* begin SUPPLIED MATERIAL *

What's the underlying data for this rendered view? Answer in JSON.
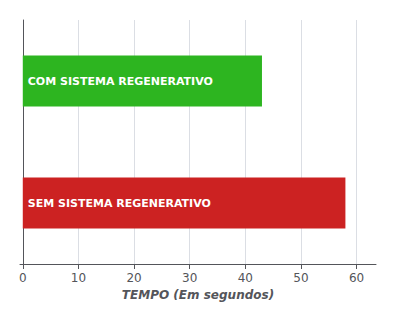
{
  "chart_data": {
    "type": "bar",
    "orientation": "horizontal",
    "categories": [
      "COM SISTEMA REGENERATIVO",
      "SEM SISTEMA REGENERATIVO"
    ],
    "values": [
      43,
      58
    ],
    "colors": [
      "#2db520",
      "#cc2222"
    ],
    "xlabel": "TEMPO (Em segundos)",
    "xlim": [
      -0.5,
      63.5
    ],
    "xticks": [
      0,
      10,
      20,
      30,
      40,
      50,
      60
    ],
    "grid": true,
    "tick_labels": "x"
  }
}
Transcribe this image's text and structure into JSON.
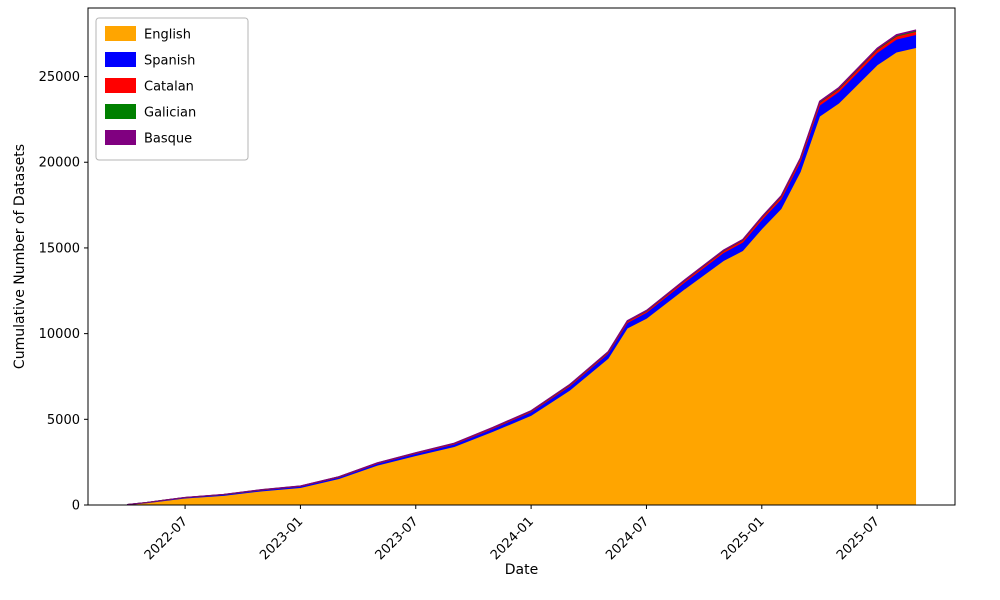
{
  "figure": {
    "background": "#ffffff"
  },
  "chart_data": {
    "type": "area",
    "stacked": true,
    "title": "",
    "xlabel": "Date",
    "ylabel": "Cumulative Number of Datasets",
    "x": [
      "2022-04",
      "2022-05",
      "2022-06",
      "2022-07",
      "2022-09",
      "2022-11",
      "2023-01",
      "2023-03",
      "2023-05",
      "2023-07",
      "2023-09",
      "2023-11",
      "2024-01",
      "2024-03",
      "2024-05",
      "2024-06",
      "2024-07",
      "2024-09",
      "2024-11",
      "2024-12",
      "2025-01",
      "2025-02",
      "2025-03",
      "2025-04",
      "2025-05",
      "2025-07",
      "2025-08",
      "2025-09"
    ],
    "series": [
      {
        "name": "English",
        "color": "#FFA500",
        "values": [
          22,
          130,
          270,
          400,
          560,
          820,
          1020,
          1540,
          2320,
          2880,
          3410,
          4290,
          5230,
          6700,
          8550,
          10320,
          10900,
          12620,
          14260,
          14840,
          16120,
          17290,
          19440,
          22680,
          23450,
          25680,
          26430,
          26690
        ]
      },
      {
        "name": "Spanish",
        "color": "#0000FF",
        "values": [
          5,
          15,
          25,
          35,
          45,
          60,
          70,
          85,
          105,
          125,
          145,
          170,
          200,
          240,
          290,
          320,
          340,
          400,
          460,
          490,
          530,
          560,
          600,
          650,
          670,
          720,
          750,
          760
        ]
      },
      {
        "name": "Catalan",
        "color": "#FF0000",
        "values": [
          2,
          4,
          6,
          8,
          10,
          13,
          15,
          20,
          25,
          30,
          36,
          43,
          50,
          58,
          66,
          70,
          75,
          85,
          100,
          108,
          120,
          128,
          138,
          150,
          156,
          170,
          176,
          180
        ]
      },
      {
        "name": "Galician",
        "color": "#008000",
        "values": [
          1,
          1,
          2,
          3,
          3,
          4,
          5,
          6,
          7,
          8,
          9,
          10,
          12,
          14,
          16,
          17,
          18,
          20,
          22,
          23,
          25,
          27,
          29,
          31,
          33,
          36,
          38,
          40
        ]
      },
      {
        "name": "Basque",
        "color": "#800080",
        "values": [
          1,
          2,
          3,
          4,
          5,
          8,
          10,
          12,
          14,
          16,
          18,
          20,
          22,
          25,
          28,
          30,
          31,
          34,
          37,
          39,
          41,
          43,
          45,
          48,
          50,
          52,
          54,
          55
        ]
      }
    ],
    "xticks": [
      "2022-07",
      "2023-01",
      "2023-07",
      "2024-01",
      "2024-07",
      "2025-01",
      "2025-07"
    ],
    "yticks": [
      0,
      5000,
      10000,
      15000,
      20000,
      25000
    ],
    "ylim": [
      0,
      29000
    ],
    "x_margin_frac": 0.05,
    "tick_label_rotation_deg": 45,
    "legend": {
      "position": "upper left"
    },
    "axis_color": "#000000"
  }
}
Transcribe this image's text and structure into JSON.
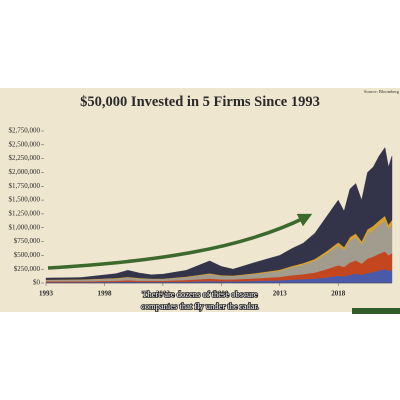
{
  "chart_data": {
    "type": "stacked_area",
    "title": "$50,000 Invested in 5 Firms Since 1993",
    "source": "Source: Bloomberg",
    "annotations": [
      "There are dozens of these obscure",
      "companies that fly under the radar."
    ],
    "x": [
      1993,
      1996,
      1999,
      2000,
      2001,
      2002,
      2003,
      2005,
      2007,
      2008,
      2009,
      2011,
      2013,
      2014,
      2015,
      2016,
      2017,
      2018,
      2018.5,
      2019,
      2019.5,
      2020,
      2020.5,
      2021,
      2021.5,
      2022,
      2022.3,
      2022.6
    ],
    "series": [
      {
        "color": "#4a5aa8",
        "values": [
          15000,
          15000,
          20000,
          25000,
          20000,
          20000,
          20000,
          25000,
          35000,
          30000,
          30000,
          40000,
          50000,
          60000,
          70000,
          80000,
          100000,
          130000,
          120000,
          150000,
          170000,
          150000,
          180000,
          200000,
          230000,
          250000,
          220000,
          240000
        ]
      },
      {
        "color": "#c4461f",
        "values": [
          15000,
          15000,
          20000,
          25000,
          20000,
          20000,
          20000,
          30000,
          45000,
          35000,
          35000,
          45000,
          60000,
          80000,
          90000,
          110000,
          150000,
          190000,
          170000,
          220000,
          240000,
          200000,
          260000,
          280000,
          300000,
          320000,
          280000,
          300000
        ]
      },
      {
        "color": "#a29c8f",
        "values": [
          25000,
          30000,
          40000,
          50000,
          40000,
          35000,
          35000,
          50000,
          80000,
          65000,
          60000,
          80000,
          110000,
          140000,
          170000,
          210000,
          280000,
          360000,
          310000,
          400000,
          420000,
          350000,
          460000,
          480000,
          520000,
          560000,
          480000,
          520000
        ]
      },
      {
        "color": "#d9a12b",
        "values": [
          5000,
          5000,
          10000,
          10000,
          10000,
          5000,
          5000,
          10000,
          15000,
          10000,
          10000,
          15000,
          20000,
          25000,
          30000,
          35000,
          45000,
          55000,
          50000,
          60000,
          65000,
          55000,
          70000,
          75000,
          80000,
          85000,
          75000,
          80000
        ]
      },
      {
        "color": "#33344a",
        "values": [
          30000,
          35000,
          80000,
          120000,
          90000,
          70000,
          80000,
          115000,
          225000,
          160000,
          115000,
          200000,
          260000,
          315000,
          360000,
          465000,
          625000,
          765000,
          650000,
          870000,
          905000,
          745000,
          1030000,
          1065000,
          1170000,
          1235000,
          1045000,
          1160000
        ]
      }
    ],
    "xlim": [
      1993,
      2022.6
    ],
    "xticks": [
      1993,
      1998,
      2003,
      2008,
      2013,
      2018
    ],
    "ylim": [
      0,
      2750000
    ],
    "yticks": [
      {
        "value": 0,
        "label": "$0"
      },
      {
        "value": 250000,
        "label": "$250,000"
      },
      {
        "value": 500000,
        "label": "$500,000"
      },
      {
        "value": 750000,
        "label": "$750,000"
      },
      {
        "value": 1000000,
        "label": "$1,000,000"
      },
      {
        "value": 1250000,
        "label": "$1,250,000"
      },
      {
        "value": 1500000,
        "label": "$1,500,000"
      },
      {
        "value": 1750000,
        "label": "$1,750,000"
      },
      {
        "value": 2000000,
        "label": "$2,000,000"
      },
      {
        "value": 2250000,
        "label": "$2,250,000"
      },
      {
        "value": 2500000,
        "label": "$2,500,000"
      },
      {
        "value": 2750000,
        "label": "$2,750,000"
      }
    ]
  }
}
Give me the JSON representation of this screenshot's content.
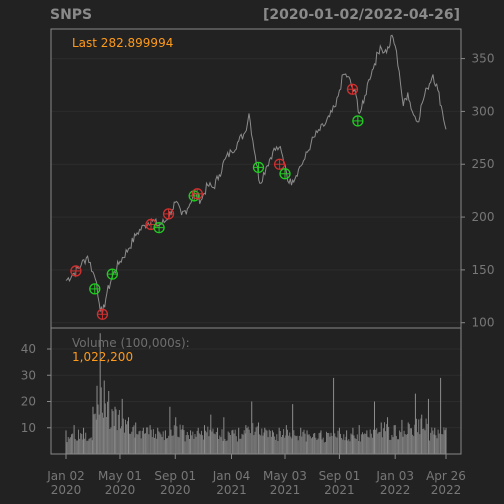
{
  "header": {
    "symbol": "SNPS",
    "date_range": "[2020-01-02/2022-04-26]"
  },
  "price_panel": {
    "last_label": "Last 282.899994"
  },
  "volume_panel": {
    "label": "Volume (100,000s):",
    "last_value": "1,022,200"
  },
  "colors": {
    "background": "#222222",
    "panel_border": "#888888",
    "grid": "#2c2c2c",
    "axis_text": "#777777",
    "title_text": "#8a8a8a",
    "price_line": "#8c8c8c",
    "volume_bars": "#8c8c8c",
    "highlight_text": "#ff9a1a",
    "sell_marker": "#d03030",
    "buy_marker": "#22cc22"
  },
  "chart_data": [
    {
      "type": "line",
      "title": "SNPS",
      "ylim": [
        95,
        378
      ],
      "y_ticks": [
        100,
        150,
        200,
        250,
        300,
        350
      ],
      "x_ticks": [
        {
          "date": "2020-01-02",
          "label": [
            "Jan 02",
            "2020"
          ]
        },
        {
          "date": "2020-05-01",
          "label": [
            "May 01",
            "2020"
          ]
        },
        {
          "date": "2020-09-01",
          "label": [
            "Sep 01",
            "2020"
          ]
        },
        {
          "date": "2021-01-04",
          "label": [
            "Jan 04",
            "2021"
          ]
        },
        {
          "date": "2021-05-03",
          "label": [
            "May 03",
            "2021"
          ]
        },
        {
          "date": "2021-09-01",
          "label": [
            "Sep 01",
            "2021"
          ]
        },
        {
          "date": "2022-01-03",
          "label": [
            "Jan 03",
            "2022"
          ]
        },
        {
          "date": "2022-04-26",
          "label": [
            "Apr 26",
            "2022"
          ]
        }
      ],
      "series": [
        {
          "points": [
            [
              "2020-01-02",
              140
            ],
            [
              "2020-01-20",
              147
            ],
            [
              "2020-02-05",
              155
            ],
            [
              "2020-02-19",
              163
            ],
            [
              "2020-03-02",
              148
            ],
            [
              "2020-03-10",
              138
            ],
            [
              "2020-03-16",
              118
            ],
            [
              "2020-03-23",
              108
            ],
            [
              "2020-04-02",
              128
            ],
            [
              "2020-04-15",
              145
            ],
            [
              "2020-05-01",
              158
            ],
            [
              "2020-05-20",
              170
            ],
            [
              "2020-06-08",
              185
            ],
            [
              "2020-06-25",
              192
            ],
            [
              "2020-07-10",
              198
            ],
            [
              "2020-07-25",
              192
            ],
            [
              "2020-08-10",
              196
            ],
            [
              "2020-08-25",
              207
            ],
            [
              "2020-09-01",
              214
            ],
            [
              "2020-09-15",
              202
            ],
            [
              "2020-09-28",
              208
            ],
            [
              "2020-10-12",
              222
            ],
            [
              "2020-10-28",
              216
            ],
            [
              "2020-11-12",
              230
            ],
            [
              "2020-11-25",
              228
            ],
            [
              "2020-12-08",
              240
            ],
            [
              "2020-12-21",
              255
            ],
            [
              "2021-01-04",
              262
            ],
            [
              "2021-01-20",
              272
            ],
            [
              "2021-02-03",
              280
            ],
            [
              "2021-02-12",
              298
            ],
            [
              "2021-02-26",
              258
            ],
            [
              "2021-03-08",
              232
            ],
            [
              "2021-03-22",
              247
            ],
            [
              "2021-04-06",
              262
            ],
            [
              "2021-04-20",
              266
            ],
            [
              "2021-05-03",
              250
            ],
            [
              "2021-05-12",
              232
            ],
            [
              "2021-05-20",
              235
            ],
            [
              "2021-06-02",
              245
            ],
            [
              "2021-06-16",
              255
            ],
            [
              "2021-06-30",
              270
            ],
            [
              "2021-07-14",
              280
            ],
            [
              "2021-07-28",
              286
            ],
            [
              "2021-08-10",
              295
            ],
            [
              "2021-08-24",
              305
            ],
            [
              "2021-09-01",
              320
            ],
            [
              "2021-09-10",
              335
            ],
            [
              "2021-09-20",
              333
            ],
            [
              "2021-09-30",
              322
            ],
            [
              "2021-10-08",
              315
            ],
            [
              "2021-10-15",
              298
            ],
            [
              "2021-10-25",
              308
            ],
            [
              "2021-11-05",
              330
            ],
            [
              "2021-11-18",
              345
            ],
            [
              "2021-12-01",
              362
            ],
            [
              "2021-12-10",
              356
            ],
            [
              "2021-12-20",
              360
            ],
            [
              "2021-12-27",
              372
            ],
            [
              "2022-01-03",
              362
            ],
            [
              "2022-01-12",
              338
            ],
            [
              "2022-01-21",
              305
            ],
            [
              "2022-01-31",
              318
            ],
            [
              "2022-02-10",
              300
            ],
            [
              "2022-02-22",
              290
            ],
            [
              "2022-03-04",
              308
            ],
            [
              "2022-03-15",
              322
            ],
            [
              "2022-03-28",
              335
            ],
            [
              "2022-04-08",
              320
            ],
            [
              "2022-04-18",
              300
            ],
            [
              "2022-04-26",
              283
            ]
          ]
        }
      ],
      "markers": [
        {
          "date": "2020-01-24",
          "value": 149,
          "signal": "sell"
        },
        {
          "date": "2020-03-06",
          "value": 132,
          "signal": "buy"
        },
        {
          "date": "2020-03-23",
          "value": 108,
          "signal": "sell"
        },
        {
          "date": "2020-04-14",
          "value": 146,
          "signal": "buy"
        },
        {
          "date": "2020-07-09",
          "value": 193,
          "signal": "sell"
        },
        {
          "date": "2020-07-27",
          "value": 190,
          "signal": "buy"
        },
        {
          "date": "2020-08-17",
          "value": 203,
          "signal": "sell"
        },
        {
          "date": "2020-10-13",
          "value": 220,
          "signal": "buy"
        },
        {
          "date": "2020-10-20",
          "value": 222,
          "signal": "sell"
        },
        {
          "date": "2021-03-05",
          "value": 247,
          "signal": "buy"
        },
        {
          "date": "2021-04-21",
          "value": 250,
          "signal": "sell"
        },
        {
          "date": "2021-05-03",
          "value": 241,
          "signal": "buy"
        },
        {
          "date": "2021-09-30",
          "value": 321,
          "signal": "sell"
        },
        {
          "date": "2021-10-12",
          "value": 291,
          "signal": "buy"
        }
      ]
    },
    {
      "type": "bar",
      "title": "Volume (100,000s):",
      "ylim": [
        0,
        48
      ],
      "y_ticks": [
        10,
        20,
        30,
        40
      ],
      "bars": [
        [
          "2020-01-02",
          9
        ],
        [
          "2020-01-20",
          11
        ],
        [
          "2020-02-10",
          10
        ],
        [
          "2020-03-02",
          18
        ],
        [
          "2020-03-11",
          26
        ],
        [
          "2020-03-18",
          46
        ],
        [
          "2020-03-27",
          28
        ],
        [
          "2020-04-06",
          24
        ],
        [
          "2020-04-20",
          18
        ],
        [
          "2020-05-06",
          21
        ],
        [
          "2020-05-20",
          14
        ],
        [
          "2020-06-05",
          12
        ],
        [
          "2020-06-22",
          10
        ],
        [
          "2020-07-07",
          11
        ],
        [
          "2020-07-24",
          10
        ],
        [
          "2020-08-10",
          9
        ],
        [
          "2020-08-20",
          18
        ],
        [
          "2020-09-02",
          14
        ],
        [
          "2020-09-18",
          11
        ],
        [
          "2020-10-05",
          9
        ],
        [
          "2020-10-22",
          10
        ],
        [
          "2020-11-05",
          11
        ],
        [
          "2020-11-19",
          15
        ],
        [
          "2020-12-04",
          10
        ],
        [
          "2020-12-18",
          14
        ],
        [
          "2021-01-05",
          9
        ],
        [
          "2021-01-20",
          10
        ],
        [
          "2021-02-05",
          11
        ],
        [
          "2021-02-18",
          20
        ],
        [
          "2021-03-05",
          12
        ],
        [
          "2021-03-19",
          10
        ],
        [
          "2021-04-05",
          9
        ],
        [
          "2021-04-20",
          10
        ],
        [
          "2021-05-06",
          11
        ],
        [
          "2021-05-20",
          19
        ],
        [
          "2021-06-07",
          10
        ],
        [
          "2021-06-21",
          9
        ],
        [
          "2021-07-08",
          8
        ],
        [
          "2021-07-22",
          9
        ],
        [
          "2021-08-06",
          8
        ],
        [
          "2021-08-19",
          29
        ],
        [
          "2021-09-01",
          10
        ],
        [
          "2021-09-17",
          9
        ],
        [
          "2021-10-01",
          10
        ],
        [
          "2021-10-15",
          11
        ],
        [
          "2021-11-01",
          9
        ],
        [
          "2021-11-18",
          20
        ],
        [
          "2021-12-03",
          12
        ],
        [
          "2021-12-17",
          14
        ],
        [
          "2022-01-03",
          11
        ],
        [
          "2022-01-18",
          13
        ],
        [
          "2022-02-01",
          12
        ],
        [
          "2022-02-17",
          23
        ],
        [
          "2022-03-03",
          15
        ],
        [
          "2022-03-18",
          21
        ],
        [
          "2022-04-01",
          10
        ],
        [
          "2022-04-14",
          29
        ],
        [
          "2022-04-26",
          10
        ]
      ]
    }
  ]
}
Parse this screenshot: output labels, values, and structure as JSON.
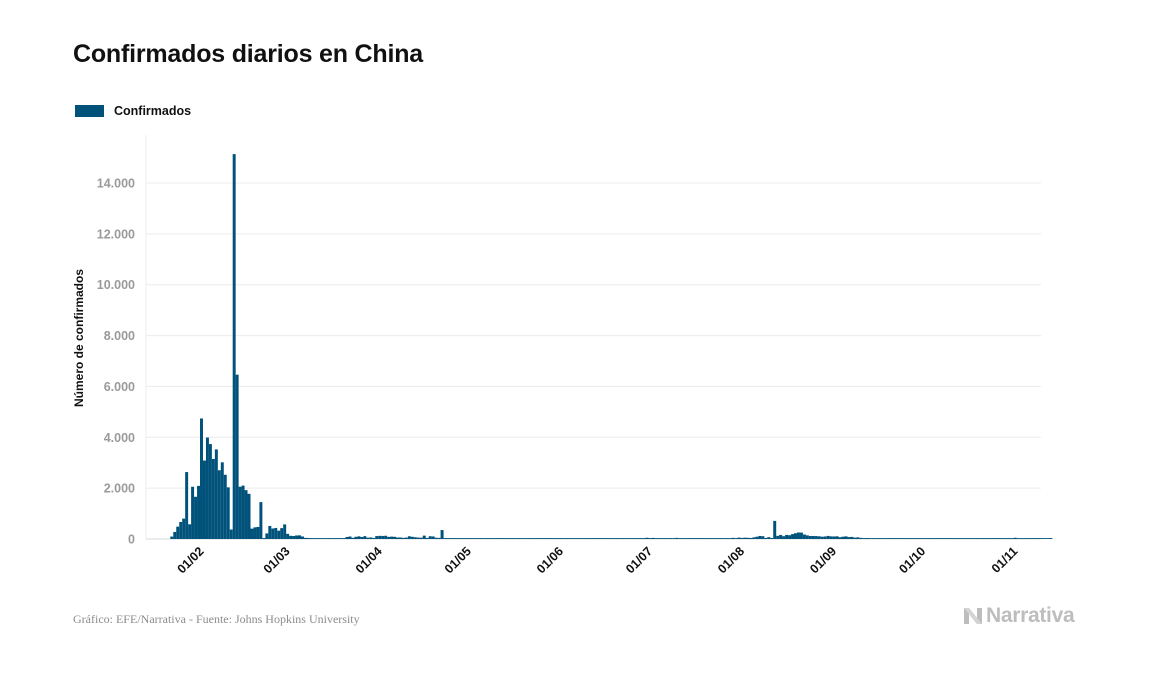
{
  "title": "Confirmados diarios en China",
  "source": "Gráfico: EFE/Narrativa - Fuente: Johns Hopkins University",
  "logo_text": "Narrativa",
  "logo_icon": "narrativa-logo-icon",
  "colors": {
    "bar": "#00527a",
    "grid": "#ececec",
    "tick": "#9a9a9a",
    "text": "#111111",
    "logo": "#bdbdbd"
  },
  "chart_data": {
    "type": "bar",
    "title": "Confirmados diarios en China",
    "xlabel": "",
    "ylabel": "Número de confirmados",
    "ylim": [
      0,
      15500
    ],
    "yticks": [
      0,
      2000,
      4000,
      6000,
      8000,
      10000,
      12000,
      14000
    ],
    "ytick_labels": [
      "0",
      "2.000",
      "4.000",
      "6.000",
      "8.000",
      "10.000",
      "12.000",
      "14.000"
    ],
    "xticks": [
      "01/02",
      "01/03",
      "01/04",
      "01/05",
      "01/06",
      "01/07",
      "01/08",
      "01/09",
      "01/10",
      "01/11"
    ],
    "grid": true,
    "legend_position": "top-left",
    "series": [
      {
        "name": "Confirmados",
        "x_start": "2020-01-22",
        "x_end": "2020-10-24",
        "values": [
          95,
          277,
          486,
          669,
          802,
          2632,
          578,
          2054,
          1661,
          2089,
          4739,
          3086,
          3991,
          3733,
          3147,
          3523,
          2704,
          3015,
          2525,
          2032,
          373,
          15136,
          6463,
          2055,
          2100,
          1921,
          1777,
          408,
          458,
          473,
          1451,
          21,
          219,
          513,
          412,
          434,
          327,
          427,
          574,
          202,
          125,
          119,
          139,
          143,
          99,
          44,
          40,
          19,
          24,
          15,
          20,
          11,
          19,
          6,
          15,
          14,
          36,
          30,
          36,
          79,
          98,
          47,
          86,
          105,
          78,
          112,
          54,
          61,
          43,
          115,
          123,
          120,
          127,
          84,
          94,
          86,
          59,
          59,
          45,
          56,
          107,
          86,
          68,
          55,
          52,
          133,
          43,
          108,
          100,
          49,
          43,
          351,
          27,
          15,
          12,
          11,
          30,
          22,
          5,
          3,
          10,
          4,
          3,
          5,
          4,
          4,
          2,
          3,
          2,
          7,
          3,
          2,
          5,
          4,
          4,
          5,
          3,
          15,
          5,
          10,
          4,
          3,
          1,
          2,
          12,
          6,
          10,
          4,
          6,
          5,
          5,
          11,
          3,
          2,
          4,
          12,
          4,
          4,
          3,
          8,
          10,
          4,
          2,
          2,
          1,
          2,
          2,
          3,
          5,
          3,
          6,
          4,
          3,
          4,
          3,
          5,
          2,
          3,
          4,
          8,
          49,
          35,
          43,
          25,
          35,
          11,
          27,
          31,
          35,
          35,
          44,
          26,
          13,
          22,
          21,
          13,
          6,
          3,
          12,
          10,
          5,
          12,
          15,
          8,
          15,
          12,
          22,
          20,
          22,
          46,
          31,
          55,
          42,
          52,
          46,
          41,
          64,
          89,
          120,
          110,
          42,
          73,
          39,
          712,
          124,
          161,
          110,
          161,
          148,
          193,
          226,
          256,
          252,
          175,
          143,
          118,
          117,
          114,
          106,
          91,
          100,
          121,
          103,
          99,
          106,
          70,
          90,
          104,
          74,
          82,
          54,
          66,
          45,
          36,
          39,
          33,
          26,
          23,
          25,
          15,
          22,
          23,
          16,
          15,
          21,
          14,
          18,
          19,
          11,
          13,
          10,
          15,
          13,
          11,
          14,
          12,
          16,
          13,
          11,
          10,
          12,
          14,
          12,
          15,
          13,
          14,
          16,
          12,
          11,
          14,
          22,
          13,
          15,
          17,
          12,
          16,
          14,
          18,
          15,
          20,
          19,
          26,
          24,
          21,
          49,
          32,
          20,
          16,
          24,
          18,
          28,
          25,
          20,
          16,
          14,
          15,
          22
        ]
      }
    ]
  }
}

* end SUPPLIED MATERIAL *

EXERCISE REQUIREMENTS. Identify the lines of the entries containing the string "xlabel". Copy each such line.

WRITTEN RESPONSE.
    "xlabel": "TEMPO (Em segundos)",
    "xlabel": "Date",
    "xlabel": "",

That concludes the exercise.